Chart and figure data:
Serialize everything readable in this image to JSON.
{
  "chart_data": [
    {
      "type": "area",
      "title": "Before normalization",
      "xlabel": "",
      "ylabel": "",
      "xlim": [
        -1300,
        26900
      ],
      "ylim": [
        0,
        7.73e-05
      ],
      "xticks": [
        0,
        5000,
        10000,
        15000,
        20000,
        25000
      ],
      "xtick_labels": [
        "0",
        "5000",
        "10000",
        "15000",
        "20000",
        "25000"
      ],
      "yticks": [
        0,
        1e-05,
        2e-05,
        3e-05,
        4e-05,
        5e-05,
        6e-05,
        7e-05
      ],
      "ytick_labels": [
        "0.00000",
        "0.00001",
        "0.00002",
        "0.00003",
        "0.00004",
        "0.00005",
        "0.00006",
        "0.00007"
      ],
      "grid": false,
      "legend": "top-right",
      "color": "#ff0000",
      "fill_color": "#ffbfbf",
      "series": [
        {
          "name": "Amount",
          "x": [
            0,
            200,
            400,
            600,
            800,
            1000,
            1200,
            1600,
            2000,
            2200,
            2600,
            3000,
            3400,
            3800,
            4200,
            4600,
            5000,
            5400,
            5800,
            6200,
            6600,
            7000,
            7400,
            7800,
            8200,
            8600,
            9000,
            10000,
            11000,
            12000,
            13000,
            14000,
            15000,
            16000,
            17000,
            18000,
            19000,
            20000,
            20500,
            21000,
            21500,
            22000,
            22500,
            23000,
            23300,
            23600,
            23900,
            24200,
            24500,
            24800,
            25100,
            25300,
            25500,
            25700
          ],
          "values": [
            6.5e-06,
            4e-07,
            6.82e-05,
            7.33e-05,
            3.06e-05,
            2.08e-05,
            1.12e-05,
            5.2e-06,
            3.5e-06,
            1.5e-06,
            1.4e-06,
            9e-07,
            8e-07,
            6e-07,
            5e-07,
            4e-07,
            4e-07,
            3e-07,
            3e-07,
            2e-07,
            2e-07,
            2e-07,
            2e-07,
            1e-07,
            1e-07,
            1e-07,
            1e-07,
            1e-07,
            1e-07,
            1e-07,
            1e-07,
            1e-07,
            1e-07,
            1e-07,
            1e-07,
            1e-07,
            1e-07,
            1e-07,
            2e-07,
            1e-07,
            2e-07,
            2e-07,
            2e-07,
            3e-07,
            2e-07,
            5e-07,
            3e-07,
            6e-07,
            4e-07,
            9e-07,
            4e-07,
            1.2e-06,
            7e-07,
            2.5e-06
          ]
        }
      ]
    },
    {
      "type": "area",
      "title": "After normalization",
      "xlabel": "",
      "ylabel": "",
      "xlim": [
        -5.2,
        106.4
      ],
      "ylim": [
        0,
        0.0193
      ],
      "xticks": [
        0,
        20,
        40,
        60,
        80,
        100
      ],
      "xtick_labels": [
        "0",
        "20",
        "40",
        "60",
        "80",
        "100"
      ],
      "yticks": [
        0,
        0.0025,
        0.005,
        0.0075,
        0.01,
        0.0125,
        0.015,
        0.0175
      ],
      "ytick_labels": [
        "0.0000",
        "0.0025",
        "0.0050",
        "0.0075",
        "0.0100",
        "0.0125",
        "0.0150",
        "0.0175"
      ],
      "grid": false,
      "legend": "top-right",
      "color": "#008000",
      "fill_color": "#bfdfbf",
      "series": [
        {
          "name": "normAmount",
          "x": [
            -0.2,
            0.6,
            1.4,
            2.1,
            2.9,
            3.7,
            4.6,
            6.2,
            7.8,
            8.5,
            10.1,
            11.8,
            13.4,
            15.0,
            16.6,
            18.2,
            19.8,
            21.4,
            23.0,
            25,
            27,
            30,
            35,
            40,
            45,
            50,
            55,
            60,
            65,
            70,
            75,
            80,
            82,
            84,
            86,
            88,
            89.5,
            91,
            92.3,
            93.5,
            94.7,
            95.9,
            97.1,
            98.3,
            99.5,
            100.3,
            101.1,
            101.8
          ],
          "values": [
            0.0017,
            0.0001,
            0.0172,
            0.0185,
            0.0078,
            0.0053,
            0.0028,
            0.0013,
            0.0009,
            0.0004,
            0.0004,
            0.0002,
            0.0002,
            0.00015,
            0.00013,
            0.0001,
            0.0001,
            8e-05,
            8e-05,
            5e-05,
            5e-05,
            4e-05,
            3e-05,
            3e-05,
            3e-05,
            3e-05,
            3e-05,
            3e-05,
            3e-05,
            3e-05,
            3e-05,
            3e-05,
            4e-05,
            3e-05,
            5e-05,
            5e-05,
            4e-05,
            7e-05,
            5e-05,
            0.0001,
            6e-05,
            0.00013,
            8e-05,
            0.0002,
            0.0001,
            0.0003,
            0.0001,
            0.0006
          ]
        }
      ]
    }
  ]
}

• **Prompt**: Write out the material from the first line to the last, exactly.

• **Full solution**:
Serialize everything readable in this image to JSON.
{
  "chart_data": [
    {
      "type": "area",
      "title": "Before normalization",
      "xlabel": "",
      "ylabel": "",
      "xlim": [
        -1300,
        26900
      ],
      "ylim": [
        0,
        7.73e-05
      ],
      "xticks": [
        0,
        5000,
        10000,
        15000,
        20000,
        25000
      ],
      "xtick_labels": [
        "0",
        "5000",
        "10000",
        "15000",
        "20000",
        "25000"
      ],
      "yticks": [
        0,
        1e-05,
        2e-05,
        3e-05,
        4e-05,
        5e-05,
        6e-05,
        7e-05
      ],
      "ytick_labels": [
        "0.00000",
        "0.00001",
        "0.00002",
        "0.00003",
        "0.00004",
        "0.00005",
        "0.00006",
        "0.00007"
      ],
      "grid": false,
      "legend": "top-right",
      "color": "#ff0000",
      "fill_color": "#ffbfbf",
      "series": [
        {
          "name": "Amount",
          "x": [
            0,
            200,
            400,
            600,
            800,
            1000,
            1200,
            1600,
            2000,
            2200,
            2600,
            3000,
            3400,
            3800,
            4200,
            4600,
            5000,
            5400,
            5800,
            6200,
            6600,
            7000,
            7400,
            7800,
            8200,
            8600,
            9000,
            10000,
            11000,
            12000,
            13000,
            14000,
            15000,
            16000,
            17000,
            18000,
            19000,
            20000,
            20500,
            21000,
            21500,
            22000,
            22500,
            23000,
            23300,
            23600,
            23900,
            24200,
            24500,
            24800,
            25100,
            25300,
            25500,
            25700
          ],
          "values": [
            6.5e-06,
            4e-07,
            6.82e-05,
            7.33e-05,
            3.06e-05,
            2.08e-05,
            1.12e-05,
            5.2e-06,
            3.5e-06,
            1.5e-06,
            1.4e-06,
            9e-07,
            8e-07,
            6e-07,
            5e-07,
            4e-07,
            4e-07,
            3e-07,
            3e-07,
            2e-07,
            2e-07,
            2e-07,
            2e-07,
            1e-07,
            1e-07,
            1e-07,
            1e-07,
            1e-07,
            1e-07,
            1e-07,
            1e-07,
            1e-07,
            1e-07,
            1e-07,
            1e-07,
            1e-07,
            1e-07,
            1e-07,
            2e-07,
            1e-07,
            2e-07,
            2e-07,
            2e-07,
            3e-07,
            2e-07,
            5e-07,
            3e-07,
            6e-07,
            4e-07,
            9e-07,
            4e-07,
            1.2e-06,
            7e-07,
            2.5e-06
          ]
        }
      ]
    },
    {
      "type": "area",
      "title": "After normalization",
      "xlabel": "",
      "ylabel": "",
      "xlim": [
        -5.2,
        106.4
      ],
      "ylim": [
        0,
        0.0193
      ],
      "xticks": [
        0,
        20,
        40,
        60,
        80,
        100
      ],
      "xtick_labels": [
        "0",
        "20",
        "40",
        "60",
        "80",
        "100"
      ],
      "yticks": [
        0,
        0.0025,
        0.005,
        0.0075,
        0.01,
        0.0125,
        0.015,
        0.0175
      ],
      "ytick_labels": [
        "0.0000",
        "0.0025",
        "0.0050",
        "0.0075",
        "0.0100",
        "0.0125",
        "0.0150",
        "0.0175"
      ],
      "grid": false,
      "legend": "top-right",
      "color": "#008000",
      "fill_color": "#bfdfbf",
      "series": [
        {
          "name": "normAmount",
          "x": [
            -0.2,
            0.6,
            1.4,
            2.1,
            2.9,
            3.7,
            4.6,
            6.2,
            7.8,
            8.5,
            10.1,
            11.8,
            13.4,
            15.0,
            16.6,
            18.2,
            19.8,
            21.4,
            23.0,
            25,
            27,
            30,
            35,
            40,
            45,
            50,
            55,
            60,
            65,
            70,
            75,
            80,
            82,
            84,
            86,
            88,
            89.5,
            91,
            92.3,
            93.5,
            94.7,
            95.9,
            97.1,
            98.3,
            99.5,
            100.3,
            101.1,
            101.8
          ],
          "values": [
            0.0017,
            0.0001,
            0.0172,
            0.0185,
            0.0078,
            0.0053,
            0.0028,
            0.0013,
            0.0009,
            0.0004,
            0.0004,
            0.0002,
            0.0002,
            0.00015,
            0.00013,
            0.0001,
            0.0001,
            8e-05,
            8e-05,
            5e-05,
            5e-05,
            4e-05,
            3e-05,
            3e-05,
            3e-05,
            3e-05,
            3e-05,
            3e-05,
            3e-05,
            3e-05,
            3e-05,
            3e-05,
            4e-05,
            3e-05,
            5e-05,
            5e-05,
            4e-05,
            7e-05,
            5e-05,
            0.0001,
            6e-05,
            0.00013,
            8e-05,
            0.0002,
            0.0001,
            0.0003,
            0.0001,
            0.0006
          ]
        }
      ]
    }
  ]
}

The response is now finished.